EXERCISE DETAILS
Turn the lines of the records from the one containing "Identify all the" through the one containing "Bar [169, 172, 194, 412]" into a numbered list, skipping any blank lines.

PROVIDED INFORMATION
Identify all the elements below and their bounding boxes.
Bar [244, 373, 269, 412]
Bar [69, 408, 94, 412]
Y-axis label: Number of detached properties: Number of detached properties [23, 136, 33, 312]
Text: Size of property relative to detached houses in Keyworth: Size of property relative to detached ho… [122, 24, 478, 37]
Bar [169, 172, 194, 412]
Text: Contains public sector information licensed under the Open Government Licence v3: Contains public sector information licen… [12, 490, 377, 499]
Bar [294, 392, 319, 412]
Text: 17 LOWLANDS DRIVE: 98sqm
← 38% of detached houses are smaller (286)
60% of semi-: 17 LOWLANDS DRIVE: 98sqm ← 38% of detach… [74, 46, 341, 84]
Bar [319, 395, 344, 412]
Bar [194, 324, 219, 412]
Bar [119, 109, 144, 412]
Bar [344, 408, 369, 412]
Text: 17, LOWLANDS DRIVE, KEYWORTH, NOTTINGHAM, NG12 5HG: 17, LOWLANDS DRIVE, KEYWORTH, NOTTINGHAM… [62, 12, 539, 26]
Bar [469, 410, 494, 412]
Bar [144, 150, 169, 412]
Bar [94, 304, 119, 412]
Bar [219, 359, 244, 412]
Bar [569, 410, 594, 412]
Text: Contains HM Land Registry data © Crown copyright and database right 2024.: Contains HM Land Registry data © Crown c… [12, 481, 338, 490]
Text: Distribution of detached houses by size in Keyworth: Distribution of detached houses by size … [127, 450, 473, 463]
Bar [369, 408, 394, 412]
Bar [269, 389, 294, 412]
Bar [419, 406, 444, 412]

...

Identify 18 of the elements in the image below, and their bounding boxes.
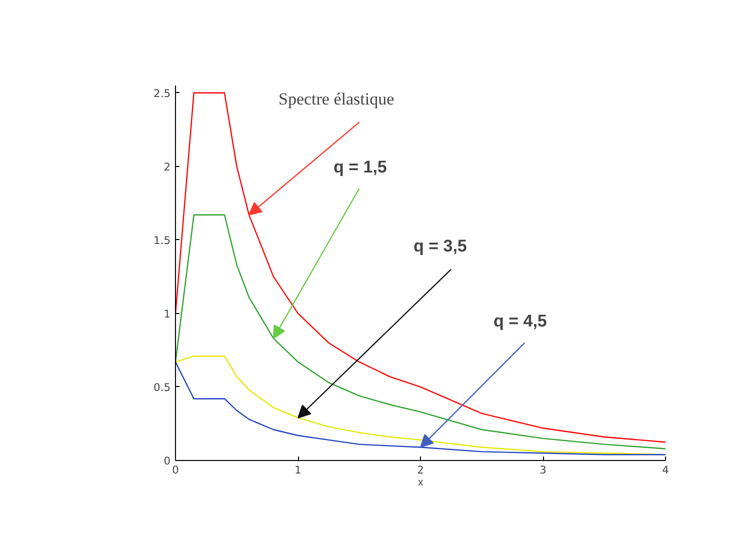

==

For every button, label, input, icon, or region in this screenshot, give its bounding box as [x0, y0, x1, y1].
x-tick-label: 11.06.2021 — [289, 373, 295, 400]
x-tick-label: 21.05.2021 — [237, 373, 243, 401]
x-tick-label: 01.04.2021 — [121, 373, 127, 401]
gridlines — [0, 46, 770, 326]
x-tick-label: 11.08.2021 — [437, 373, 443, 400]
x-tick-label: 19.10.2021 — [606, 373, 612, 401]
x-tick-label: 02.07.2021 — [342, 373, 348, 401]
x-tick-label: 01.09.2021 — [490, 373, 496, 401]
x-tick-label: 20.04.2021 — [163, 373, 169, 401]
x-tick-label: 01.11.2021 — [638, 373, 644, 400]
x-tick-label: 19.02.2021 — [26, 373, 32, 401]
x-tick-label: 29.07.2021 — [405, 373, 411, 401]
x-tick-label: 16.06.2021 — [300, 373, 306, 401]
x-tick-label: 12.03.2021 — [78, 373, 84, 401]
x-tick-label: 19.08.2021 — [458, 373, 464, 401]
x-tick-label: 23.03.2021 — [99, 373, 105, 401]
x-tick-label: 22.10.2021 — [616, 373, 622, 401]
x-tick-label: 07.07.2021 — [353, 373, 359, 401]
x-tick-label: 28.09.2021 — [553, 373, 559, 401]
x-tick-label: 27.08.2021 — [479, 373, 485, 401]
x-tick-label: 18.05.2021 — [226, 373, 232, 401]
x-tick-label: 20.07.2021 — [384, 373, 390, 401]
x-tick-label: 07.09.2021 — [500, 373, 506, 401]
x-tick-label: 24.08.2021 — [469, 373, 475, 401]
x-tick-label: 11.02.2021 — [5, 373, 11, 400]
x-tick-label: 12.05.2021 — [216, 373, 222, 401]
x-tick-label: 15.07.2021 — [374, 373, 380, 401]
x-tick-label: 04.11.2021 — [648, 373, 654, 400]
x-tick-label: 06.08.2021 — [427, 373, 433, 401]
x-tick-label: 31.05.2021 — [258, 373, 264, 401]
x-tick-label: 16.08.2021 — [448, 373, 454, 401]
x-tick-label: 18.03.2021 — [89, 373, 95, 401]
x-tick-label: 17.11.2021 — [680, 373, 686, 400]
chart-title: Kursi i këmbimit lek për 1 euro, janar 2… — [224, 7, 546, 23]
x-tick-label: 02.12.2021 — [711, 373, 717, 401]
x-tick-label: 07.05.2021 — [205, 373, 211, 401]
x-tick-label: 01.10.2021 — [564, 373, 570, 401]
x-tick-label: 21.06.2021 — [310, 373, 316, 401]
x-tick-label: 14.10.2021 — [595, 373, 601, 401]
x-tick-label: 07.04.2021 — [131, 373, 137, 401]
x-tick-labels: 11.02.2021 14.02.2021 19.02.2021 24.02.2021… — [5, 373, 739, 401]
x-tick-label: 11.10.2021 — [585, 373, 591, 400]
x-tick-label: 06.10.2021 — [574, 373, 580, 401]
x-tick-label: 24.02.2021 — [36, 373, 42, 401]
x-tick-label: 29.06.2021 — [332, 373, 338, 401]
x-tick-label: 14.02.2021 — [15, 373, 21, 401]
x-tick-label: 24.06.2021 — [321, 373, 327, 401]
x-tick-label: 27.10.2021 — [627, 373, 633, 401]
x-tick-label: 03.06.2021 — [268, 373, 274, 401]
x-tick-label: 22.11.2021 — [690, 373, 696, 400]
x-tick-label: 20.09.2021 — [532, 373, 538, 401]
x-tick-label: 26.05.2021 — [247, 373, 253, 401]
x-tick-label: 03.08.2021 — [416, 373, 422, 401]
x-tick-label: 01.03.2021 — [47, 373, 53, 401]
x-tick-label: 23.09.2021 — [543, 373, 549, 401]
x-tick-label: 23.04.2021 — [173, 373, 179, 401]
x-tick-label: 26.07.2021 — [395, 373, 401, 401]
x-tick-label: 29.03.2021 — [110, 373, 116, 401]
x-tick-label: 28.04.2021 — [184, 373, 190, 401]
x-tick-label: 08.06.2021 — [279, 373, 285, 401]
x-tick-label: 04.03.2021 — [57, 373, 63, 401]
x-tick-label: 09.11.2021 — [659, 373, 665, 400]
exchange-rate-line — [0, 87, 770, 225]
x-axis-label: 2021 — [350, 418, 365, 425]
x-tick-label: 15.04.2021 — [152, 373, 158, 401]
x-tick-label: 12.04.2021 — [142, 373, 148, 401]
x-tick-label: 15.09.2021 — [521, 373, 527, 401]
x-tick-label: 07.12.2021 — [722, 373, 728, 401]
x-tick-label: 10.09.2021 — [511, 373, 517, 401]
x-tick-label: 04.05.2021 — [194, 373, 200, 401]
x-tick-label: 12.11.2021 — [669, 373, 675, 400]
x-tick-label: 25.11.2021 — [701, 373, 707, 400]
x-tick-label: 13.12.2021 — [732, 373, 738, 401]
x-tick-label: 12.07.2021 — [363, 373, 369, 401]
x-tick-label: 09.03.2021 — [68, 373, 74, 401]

RESULT BELOW
1. Identify all the elements below and their bounding boxes.
2. Bar [244, 373, 269, 412]
3. Bar [69, 408, 94, 412]
4. Y-axis label: Number of detached properties: Number of detached properties [23, 136, 33, 312]
5. Text: Size of property relative to detached houses in Keyworth: Size of property relative to detached ho… [122, 24, 478, 37]
6. Bar [169, 172, 194, 412]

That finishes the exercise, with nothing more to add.